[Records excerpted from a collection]
★ ★ ★ ★ ★

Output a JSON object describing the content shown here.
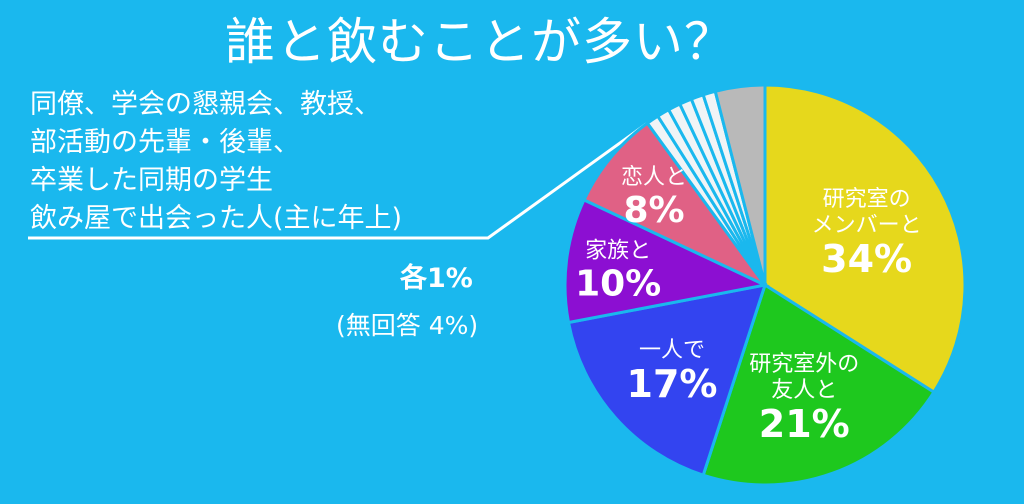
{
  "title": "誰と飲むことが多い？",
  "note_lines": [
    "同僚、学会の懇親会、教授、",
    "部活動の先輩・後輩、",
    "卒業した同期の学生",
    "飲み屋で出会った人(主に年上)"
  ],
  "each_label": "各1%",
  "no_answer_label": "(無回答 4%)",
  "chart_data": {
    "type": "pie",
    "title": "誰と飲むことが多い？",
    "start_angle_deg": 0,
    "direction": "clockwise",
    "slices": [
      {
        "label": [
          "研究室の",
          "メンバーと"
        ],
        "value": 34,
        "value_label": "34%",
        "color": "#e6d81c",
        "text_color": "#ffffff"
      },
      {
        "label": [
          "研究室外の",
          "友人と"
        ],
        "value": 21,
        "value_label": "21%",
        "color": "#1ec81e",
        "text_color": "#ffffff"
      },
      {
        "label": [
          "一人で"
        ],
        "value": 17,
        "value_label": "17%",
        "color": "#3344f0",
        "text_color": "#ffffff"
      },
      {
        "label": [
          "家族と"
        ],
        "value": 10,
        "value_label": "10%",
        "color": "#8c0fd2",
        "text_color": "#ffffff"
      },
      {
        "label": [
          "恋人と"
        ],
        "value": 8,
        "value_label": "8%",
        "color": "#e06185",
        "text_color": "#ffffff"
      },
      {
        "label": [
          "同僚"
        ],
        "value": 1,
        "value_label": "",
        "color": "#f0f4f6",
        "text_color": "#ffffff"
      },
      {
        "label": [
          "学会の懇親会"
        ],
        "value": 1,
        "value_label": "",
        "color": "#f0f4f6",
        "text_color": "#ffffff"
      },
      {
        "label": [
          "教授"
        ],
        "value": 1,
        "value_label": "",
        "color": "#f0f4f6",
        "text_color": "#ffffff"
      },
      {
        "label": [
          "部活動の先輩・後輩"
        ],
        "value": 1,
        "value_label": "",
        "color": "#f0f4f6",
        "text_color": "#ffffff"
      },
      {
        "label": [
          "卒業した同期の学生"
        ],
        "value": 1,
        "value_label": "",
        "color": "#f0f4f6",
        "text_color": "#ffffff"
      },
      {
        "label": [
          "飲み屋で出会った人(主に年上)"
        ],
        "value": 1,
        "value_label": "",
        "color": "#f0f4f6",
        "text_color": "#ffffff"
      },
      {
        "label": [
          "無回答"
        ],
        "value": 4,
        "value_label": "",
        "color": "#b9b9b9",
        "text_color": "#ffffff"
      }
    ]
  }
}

★ ★ ★ ★ ★

Stated task:
Leave the pictures out and reproduce all of the records exactly.

Reply to the exercise:
Output a JSON object describing the content shown here.
{
  "title": "誰と飲むことが多い？",
  "note_lines": [
    "同僚、学会の懇親会、教授、",
    "部活動の先輩・後輩、",
    "卒業した同期の学生",
    "飲み屋で出会った人(主に年上)"
  ],
  "each_label": "各1%",
  "no_answer_label": "(無回答 4%)",
  "chart_data": {
    "type": "pie",
    "title": "誰と飲むことが多い？",
    "start_angle_deg": 0,
    "direction": "clockwise",
    "slices": [
      {
        "label": [
          "研究室の",
          "メンバーと"
        ],
        "value": 34,
        "value_label": "34%",
        "color": "#e6d81c",
        "text_color": "#ffffff"
      },
      {
        "label": [
          "研究室外の",
          "友人と"
        ],
        "value": 21,
        "value_label": "21%",
        "color": "#1ec81e",
        "text_color": "#ffffff"
      },
      {
        "label": [
          "一人で"
        ],
        "value": 17,
        "value_label": "17%",
        "color": "#3344f0",
        "text_color": "#ffffff"
      },
      {
        "label": [
          "家族と"
        ],
        "value": 10,
        "value_label": "10%",
        "color": "#8c0fd2",
        "text_color": "#ffffff"
      },
      {
        "label": [
          "恋人と"
        ],
        "value": 8,
        "value_label": "8%",
        "color": "#e06185",
        "text_color": "#ffffff"
      },
      {
        "label": [
          "同僚"
        ],
        "value": 1,
        "value_label": "",
        "color": "#f0f4f6",
        "text_color": "#ffffff"
      },
      {
        "label": [
          "学会の懇親会"
        ],
        "value": 1,
        "value_label": "",
        "color": "#f0f4f6",
        "text_color": "#ffffff"
      },
      {
        "label": [
          "教授"
        ],
        "value": 1,
        "value_label": "",
        "color": "#f0f4f6",
        "text_color": "#ffffff"
      },
      {
        "label": [
          "部活動の先輩・後輩"
        ],
        "value": 1,
        "value_label": "",
        "color": "#f0f4f6",
        "text_color": "#ffffff"
      },
      {
        "label": [
          "卒業した同期の学生"
        ],
        "value": 1,
        "value_label": "",
        "color": "#f0f4f6",
        "text_color": "#ffffff"
      },
      {
        "label": [
          "飲み屋で出会った人(主に年上)"
        ],
        "value": 1,
        "value_label": "",
        "color": "#f0f4f6",
        "text_color": "#ffffff"
      },
      {
        "label": [
          "無回答"
        ],
        "value": 4,
        "value_label": "",
        "color": "#b9b9b9",
        "text_color": "#ffffff"
      }
    ]
  }
}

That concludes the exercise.